**Stated exercise:** Your task is to locate every line holding the string "this" and to copy each of them.

**Provided records:**
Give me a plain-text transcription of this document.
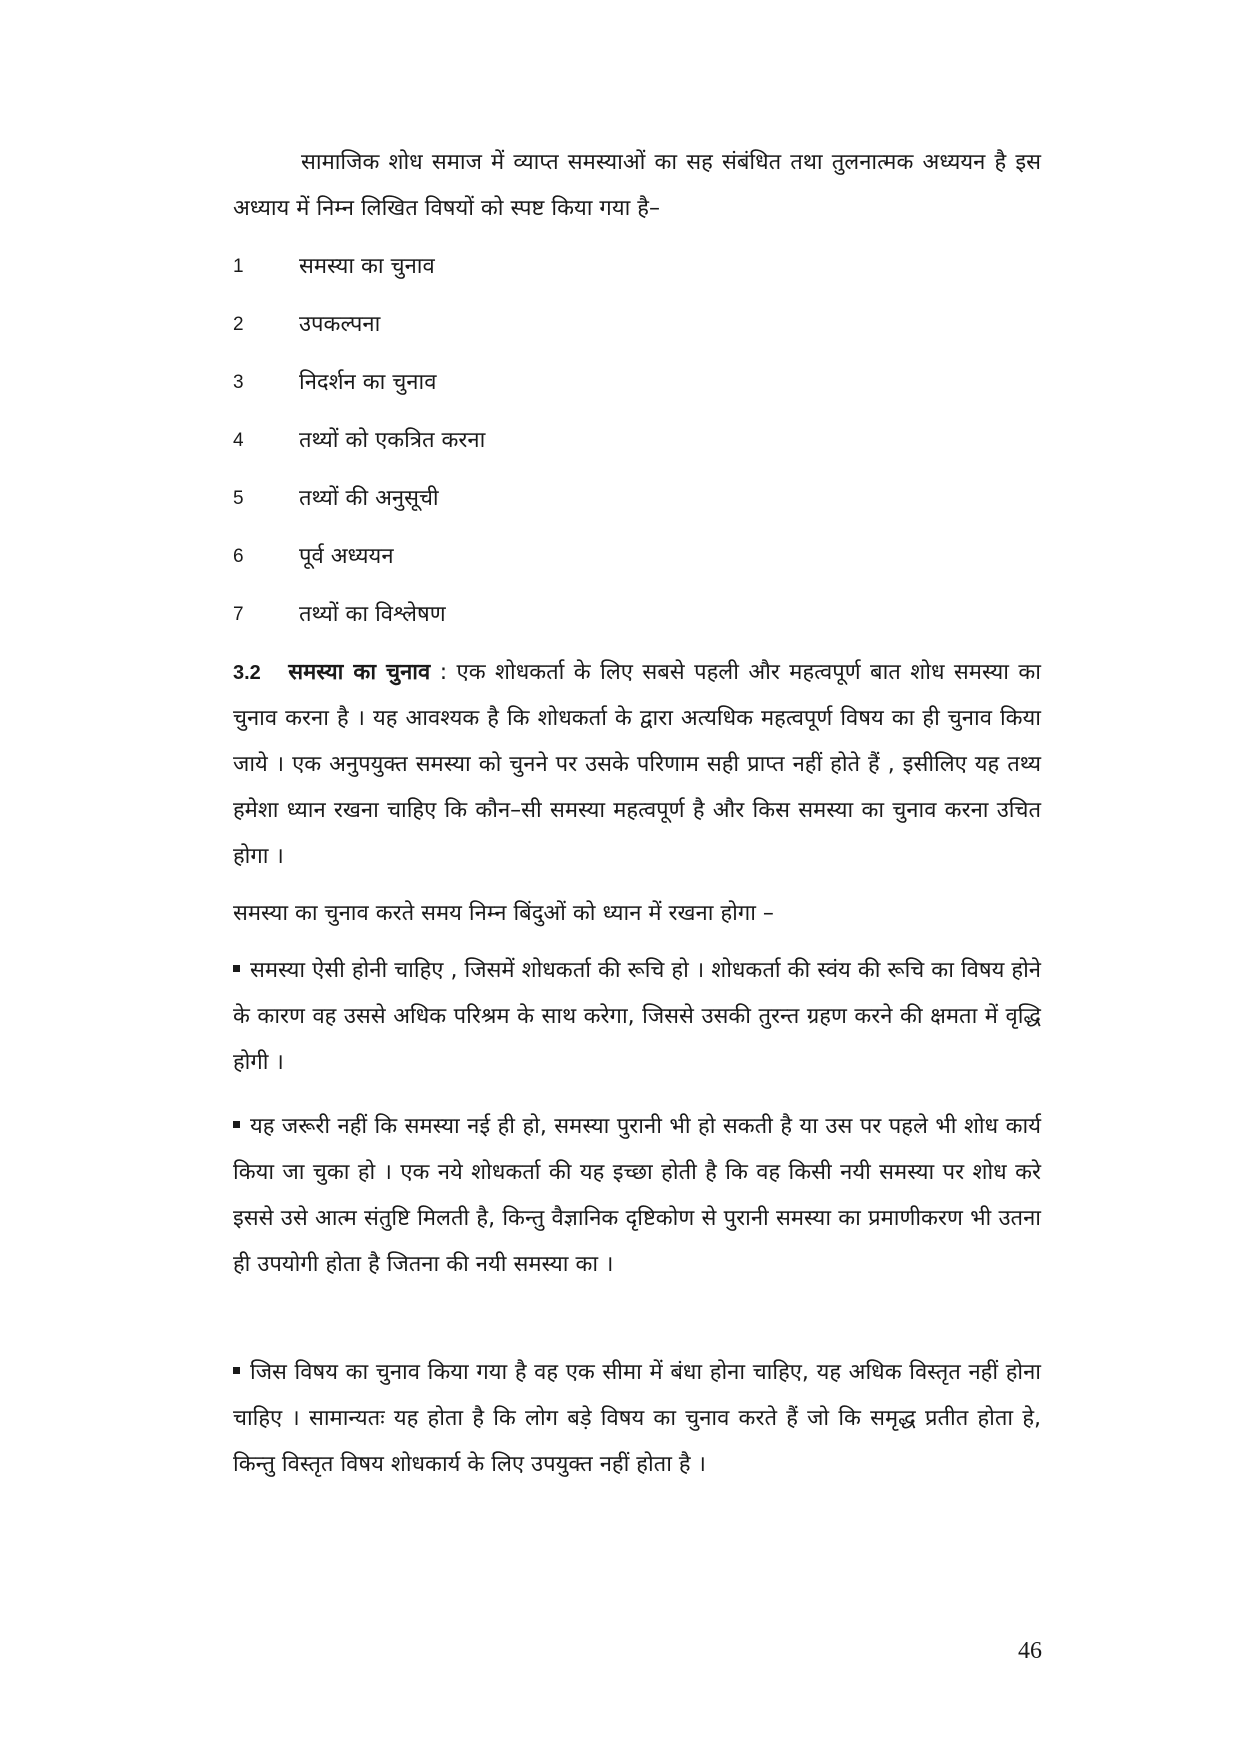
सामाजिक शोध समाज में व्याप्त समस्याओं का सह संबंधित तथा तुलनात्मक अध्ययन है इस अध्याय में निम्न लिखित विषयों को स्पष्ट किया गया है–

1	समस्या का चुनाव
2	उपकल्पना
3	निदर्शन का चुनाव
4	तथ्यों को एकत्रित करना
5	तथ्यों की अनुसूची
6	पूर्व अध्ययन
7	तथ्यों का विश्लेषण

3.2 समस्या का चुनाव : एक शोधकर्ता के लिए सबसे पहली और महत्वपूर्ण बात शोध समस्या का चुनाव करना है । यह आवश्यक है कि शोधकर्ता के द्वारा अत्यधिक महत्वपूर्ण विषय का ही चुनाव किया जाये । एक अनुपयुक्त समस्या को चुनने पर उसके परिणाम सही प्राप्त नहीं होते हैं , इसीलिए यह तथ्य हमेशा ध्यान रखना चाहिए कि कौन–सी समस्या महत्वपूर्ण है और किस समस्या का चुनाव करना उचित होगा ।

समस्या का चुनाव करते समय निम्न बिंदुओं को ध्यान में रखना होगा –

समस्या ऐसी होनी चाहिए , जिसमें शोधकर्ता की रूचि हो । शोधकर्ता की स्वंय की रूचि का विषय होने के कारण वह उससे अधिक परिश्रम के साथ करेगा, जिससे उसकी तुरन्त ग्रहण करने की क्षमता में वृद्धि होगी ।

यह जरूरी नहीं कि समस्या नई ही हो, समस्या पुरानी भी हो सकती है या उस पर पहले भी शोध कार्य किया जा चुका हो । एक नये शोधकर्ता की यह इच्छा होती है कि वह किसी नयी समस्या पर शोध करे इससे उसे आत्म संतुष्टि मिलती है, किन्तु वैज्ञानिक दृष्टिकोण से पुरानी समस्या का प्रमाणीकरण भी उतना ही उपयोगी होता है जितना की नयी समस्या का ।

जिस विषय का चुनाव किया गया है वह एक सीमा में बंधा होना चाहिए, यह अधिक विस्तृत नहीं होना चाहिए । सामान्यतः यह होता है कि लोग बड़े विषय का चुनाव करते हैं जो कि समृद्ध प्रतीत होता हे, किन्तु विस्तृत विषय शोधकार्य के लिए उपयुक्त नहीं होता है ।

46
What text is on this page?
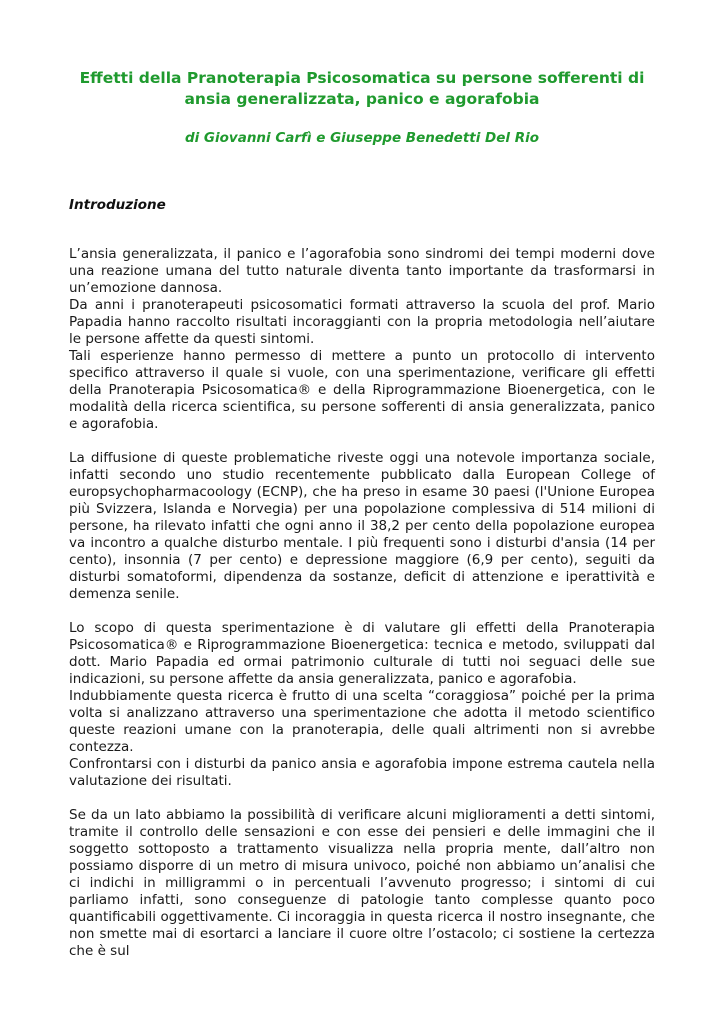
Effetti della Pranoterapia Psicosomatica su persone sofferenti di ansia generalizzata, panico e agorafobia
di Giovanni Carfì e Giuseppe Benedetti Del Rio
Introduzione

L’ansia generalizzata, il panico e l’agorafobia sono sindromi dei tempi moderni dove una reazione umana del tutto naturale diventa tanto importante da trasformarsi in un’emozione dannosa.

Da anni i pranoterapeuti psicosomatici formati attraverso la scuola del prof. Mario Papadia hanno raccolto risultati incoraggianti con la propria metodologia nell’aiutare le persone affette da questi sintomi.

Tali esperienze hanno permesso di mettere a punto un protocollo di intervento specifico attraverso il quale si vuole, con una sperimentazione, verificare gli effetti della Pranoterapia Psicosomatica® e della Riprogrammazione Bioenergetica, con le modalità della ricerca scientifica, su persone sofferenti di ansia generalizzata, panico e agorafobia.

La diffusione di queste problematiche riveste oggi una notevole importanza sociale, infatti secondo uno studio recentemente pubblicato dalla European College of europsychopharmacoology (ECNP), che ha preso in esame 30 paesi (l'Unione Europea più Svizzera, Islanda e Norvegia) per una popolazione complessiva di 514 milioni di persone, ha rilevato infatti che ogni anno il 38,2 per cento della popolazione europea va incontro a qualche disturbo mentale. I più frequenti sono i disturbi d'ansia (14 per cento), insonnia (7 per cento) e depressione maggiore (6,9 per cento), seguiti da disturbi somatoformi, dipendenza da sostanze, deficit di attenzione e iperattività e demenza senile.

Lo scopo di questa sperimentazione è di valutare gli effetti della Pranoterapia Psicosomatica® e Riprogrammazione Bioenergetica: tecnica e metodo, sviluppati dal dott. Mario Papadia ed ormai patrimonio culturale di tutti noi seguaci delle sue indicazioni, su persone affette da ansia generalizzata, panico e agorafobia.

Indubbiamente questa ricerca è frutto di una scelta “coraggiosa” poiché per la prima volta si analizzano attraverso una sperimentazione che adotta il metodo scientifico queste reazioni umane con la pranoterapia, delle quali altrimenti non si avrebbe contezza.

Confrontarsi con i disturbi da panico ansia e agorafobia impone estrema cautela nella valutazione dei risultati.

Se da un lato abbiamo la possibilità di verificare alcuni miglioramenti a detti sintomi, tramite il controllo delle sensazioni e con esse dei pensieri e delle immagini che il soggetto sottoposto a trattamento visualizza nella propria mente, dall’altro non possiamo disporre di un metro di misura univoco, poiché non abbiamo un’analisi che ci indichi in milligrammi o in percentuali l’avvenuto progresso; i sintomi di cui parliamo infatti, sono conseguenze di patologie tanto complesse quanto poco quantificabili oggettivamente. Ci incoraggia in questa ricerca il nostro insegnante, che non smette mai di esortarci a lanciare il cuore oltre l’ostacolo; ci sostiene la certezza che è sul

**Task response:**
Give me a plain-text transcription of this document.
What text is on this page?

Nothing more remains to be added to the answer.